### AIM
State how many lines hold the string "muſt". Give the number and nothing else.

### DATA EXTRACT
— Begin —
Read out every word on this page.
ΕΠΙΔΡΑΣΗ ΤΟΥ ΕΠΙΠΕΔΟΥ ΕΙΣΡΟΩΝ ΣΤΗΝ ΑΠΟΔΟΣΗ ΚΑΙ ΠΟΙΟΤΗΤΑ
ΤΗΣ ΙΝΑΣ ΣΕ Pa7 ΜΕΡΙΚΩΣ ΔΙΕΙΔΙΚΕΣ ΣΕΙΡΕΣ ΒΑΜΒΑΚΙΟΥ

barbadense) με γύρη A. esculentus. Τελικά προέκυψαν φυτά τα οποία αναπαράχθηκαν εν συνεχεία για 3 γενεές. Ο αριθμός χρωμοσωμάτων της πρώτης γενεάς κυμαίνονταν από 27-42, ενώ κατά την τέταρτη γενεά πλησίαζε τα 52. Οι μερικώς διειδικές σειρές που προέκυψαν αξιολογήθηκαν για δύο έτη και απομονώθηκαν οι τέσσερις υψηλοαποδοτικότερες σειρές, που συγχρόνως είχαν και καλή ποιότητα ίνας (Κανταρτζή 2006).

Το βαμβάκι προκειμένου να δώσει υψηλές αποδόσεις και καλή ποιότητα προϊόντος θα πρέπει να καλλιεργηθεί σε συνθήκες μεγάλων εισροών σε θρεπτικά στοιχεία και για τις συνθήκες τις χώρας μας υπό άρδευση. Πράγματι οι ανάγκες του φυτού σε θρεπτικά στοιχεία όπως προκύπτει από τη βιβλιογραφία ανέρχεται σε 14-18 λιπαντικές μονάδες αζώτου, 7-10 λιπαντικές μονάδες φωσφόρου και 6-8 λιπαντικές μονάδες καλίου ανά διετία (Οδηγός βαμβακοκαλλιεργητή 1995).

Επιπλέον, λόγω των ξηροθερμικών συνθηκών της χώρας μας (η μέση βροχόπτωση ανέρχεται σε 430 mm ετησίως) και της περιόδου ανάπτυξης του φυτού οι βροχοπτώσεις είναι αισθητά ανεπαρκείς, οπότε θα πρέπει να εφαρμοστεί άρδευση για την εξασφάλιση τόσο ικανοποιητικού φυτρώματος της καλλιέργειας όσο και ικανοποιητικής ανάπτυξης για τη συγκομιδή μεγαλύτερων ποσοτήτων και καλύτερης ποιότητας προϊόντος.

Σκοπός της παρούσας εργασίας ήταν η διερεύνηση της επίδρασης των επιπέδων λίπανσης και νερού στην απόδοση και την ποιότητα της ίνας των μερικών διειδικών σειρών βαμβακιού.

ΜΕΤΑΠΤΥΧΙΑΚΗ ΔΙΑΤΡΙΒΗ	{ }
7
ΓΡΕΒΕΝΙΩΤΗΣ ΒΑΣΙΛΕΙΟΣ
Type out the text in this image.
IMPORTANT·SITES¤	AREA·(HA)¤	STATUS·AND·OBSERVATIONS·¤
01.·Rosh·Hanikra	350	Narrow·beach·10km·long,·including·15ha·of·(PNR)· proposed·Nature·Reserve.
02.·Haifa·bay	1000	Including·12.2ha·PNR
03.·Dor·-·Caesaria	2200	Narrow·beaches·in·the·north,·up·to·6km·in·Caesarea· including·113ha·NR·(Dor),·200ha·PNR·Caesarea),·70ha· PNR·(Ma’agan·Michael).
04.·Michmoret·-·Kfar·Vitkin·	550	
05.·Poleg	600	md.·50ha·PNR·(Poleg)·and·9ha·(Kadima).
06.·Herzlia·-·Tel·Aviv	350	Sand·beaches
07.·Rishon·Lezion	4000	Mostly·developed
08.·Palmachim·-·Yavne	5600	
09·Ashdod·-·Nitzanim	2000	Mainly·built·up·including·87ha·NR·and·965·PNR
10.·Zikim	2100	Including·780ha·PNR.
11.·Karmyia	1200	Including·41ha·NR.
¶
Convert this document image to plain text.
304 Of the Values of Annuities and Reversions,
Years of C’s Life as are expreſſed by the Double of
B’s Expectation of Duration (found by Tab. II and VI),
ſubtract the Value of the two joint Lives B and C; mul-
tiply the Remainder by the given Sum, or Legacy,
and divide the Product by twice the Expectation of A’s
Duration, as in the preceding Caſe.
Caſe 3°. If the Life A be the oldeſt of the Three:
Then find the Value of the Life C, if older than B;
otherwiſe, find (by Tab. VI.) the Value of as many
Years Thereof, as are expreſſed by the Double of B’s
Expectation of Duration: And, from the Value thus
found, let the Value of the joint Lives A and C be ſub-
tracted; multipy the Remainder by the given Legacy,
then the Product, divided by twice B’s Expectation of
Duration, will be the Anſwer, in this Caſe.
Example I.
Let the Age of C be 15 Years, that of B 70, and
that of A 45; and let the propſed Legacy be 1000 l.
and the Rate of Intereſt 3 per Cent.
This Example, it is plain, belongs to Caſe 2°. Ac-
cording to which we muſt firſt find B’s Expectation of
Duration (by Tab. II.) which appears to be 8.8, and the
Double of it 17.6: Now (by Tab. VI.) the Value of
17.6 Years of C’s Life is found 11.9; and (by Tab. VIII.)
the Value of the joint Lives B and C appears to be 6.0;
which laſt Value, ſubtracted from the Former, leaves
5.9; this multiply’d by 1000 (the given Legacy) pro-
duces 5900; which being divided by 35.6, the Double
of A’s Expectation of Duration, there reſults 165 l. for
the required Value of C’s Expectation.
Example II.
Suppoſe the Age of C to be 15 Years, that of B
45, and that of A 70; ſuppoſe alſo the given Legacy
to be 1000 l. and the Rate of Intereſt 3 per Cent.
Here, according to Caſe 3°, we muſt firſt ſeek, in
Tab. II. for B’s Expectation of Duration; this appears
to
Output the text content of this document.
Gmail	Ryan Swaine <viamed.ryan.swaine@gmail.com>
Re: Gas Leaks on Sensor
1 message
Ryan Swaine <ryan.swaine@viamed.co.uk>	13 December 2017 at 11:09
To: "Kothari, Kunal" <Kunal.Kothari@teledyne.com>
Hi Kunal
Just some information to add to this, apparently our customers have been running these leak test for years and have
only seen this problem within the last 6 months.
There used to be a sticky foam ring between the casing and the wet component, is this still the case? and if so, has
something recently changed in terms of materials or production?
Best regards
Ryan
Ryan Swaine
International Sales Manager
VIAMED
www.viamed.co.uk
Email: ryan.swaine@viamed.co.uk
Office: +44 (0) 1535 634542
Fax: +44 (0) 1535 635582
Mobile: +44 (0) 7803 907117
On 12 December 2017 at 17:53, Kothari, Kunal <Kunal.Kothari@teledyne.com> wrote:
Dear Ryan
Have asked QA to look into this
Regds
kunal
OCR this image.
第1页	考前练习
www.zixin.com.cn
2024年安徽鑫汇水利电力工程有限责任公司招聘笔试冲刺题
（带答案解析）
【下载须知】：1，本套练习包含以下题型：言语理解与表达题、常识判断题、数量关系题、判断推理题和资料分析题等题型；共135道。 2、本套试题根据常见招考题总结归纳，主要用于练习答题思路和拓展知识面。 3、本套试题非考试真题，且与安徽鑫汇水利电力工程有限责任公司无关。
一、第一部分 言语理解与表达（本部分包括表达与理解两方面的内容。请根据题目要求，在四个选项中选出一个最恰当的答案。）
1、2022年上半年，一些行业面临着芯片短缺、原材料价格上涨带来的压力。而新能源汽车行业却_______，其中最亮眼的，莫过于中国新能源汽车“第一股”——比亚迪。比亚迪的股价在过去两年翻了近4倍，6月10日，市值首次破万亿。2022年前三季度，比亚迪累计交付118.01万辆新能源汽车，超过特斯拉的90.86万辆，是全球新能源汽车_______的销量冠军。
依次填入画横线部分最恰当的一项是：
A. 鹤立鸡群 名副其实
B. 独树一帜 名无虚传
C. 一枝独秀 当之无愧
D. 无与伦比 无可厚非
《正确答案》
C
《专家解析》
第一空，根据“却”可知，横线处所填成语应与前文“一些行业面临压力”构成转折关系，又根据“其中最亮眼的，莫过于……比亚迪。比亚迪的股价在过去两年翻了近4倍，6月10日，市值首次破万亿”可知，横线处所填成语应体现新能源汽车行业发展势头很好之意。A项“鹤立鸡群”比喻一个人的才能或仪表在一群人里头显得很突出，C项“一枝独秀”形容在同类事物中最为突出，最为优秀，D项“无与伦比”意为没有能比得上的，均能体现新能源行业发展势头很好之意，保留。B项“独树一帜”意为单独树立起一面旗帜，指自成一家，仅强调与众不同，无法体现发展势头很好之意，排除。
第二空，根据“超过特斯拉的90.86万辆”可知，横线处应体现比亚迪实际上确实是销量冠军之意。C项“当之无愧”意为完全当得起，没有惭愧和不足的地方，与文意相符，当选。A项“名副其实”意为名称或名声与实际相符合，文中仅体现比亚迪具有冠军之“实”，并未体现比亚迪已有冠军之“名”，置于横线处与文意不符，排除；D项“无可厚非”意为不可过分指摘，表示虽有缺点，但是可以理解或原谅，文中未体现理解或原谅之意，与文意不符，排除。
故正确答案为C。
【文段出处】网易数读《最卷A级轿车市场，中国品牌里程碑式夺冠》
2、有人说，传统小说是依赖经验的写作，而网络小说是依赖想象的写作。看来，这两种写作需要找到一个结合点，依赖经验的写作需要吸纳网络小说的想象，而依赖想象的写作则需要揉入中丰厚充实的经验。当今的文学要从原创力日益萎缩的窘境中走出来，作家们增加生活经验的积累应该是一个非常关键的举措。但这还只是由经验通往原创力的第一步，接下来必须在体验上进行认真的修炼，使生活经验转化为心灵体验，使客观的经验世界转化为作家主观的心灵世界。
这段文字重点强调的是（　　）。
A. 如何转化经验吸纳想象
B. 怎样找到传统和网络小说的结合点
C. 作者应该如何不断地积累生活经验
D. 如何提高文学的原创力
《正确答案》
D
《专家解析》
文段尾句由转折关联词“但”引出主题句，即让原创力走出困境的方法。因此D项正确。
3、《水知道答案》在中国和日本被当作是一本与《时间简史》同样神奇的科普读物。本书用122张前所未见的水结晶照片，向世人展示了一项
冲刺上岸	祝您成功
— End —
### EXPECTED ANSWER
2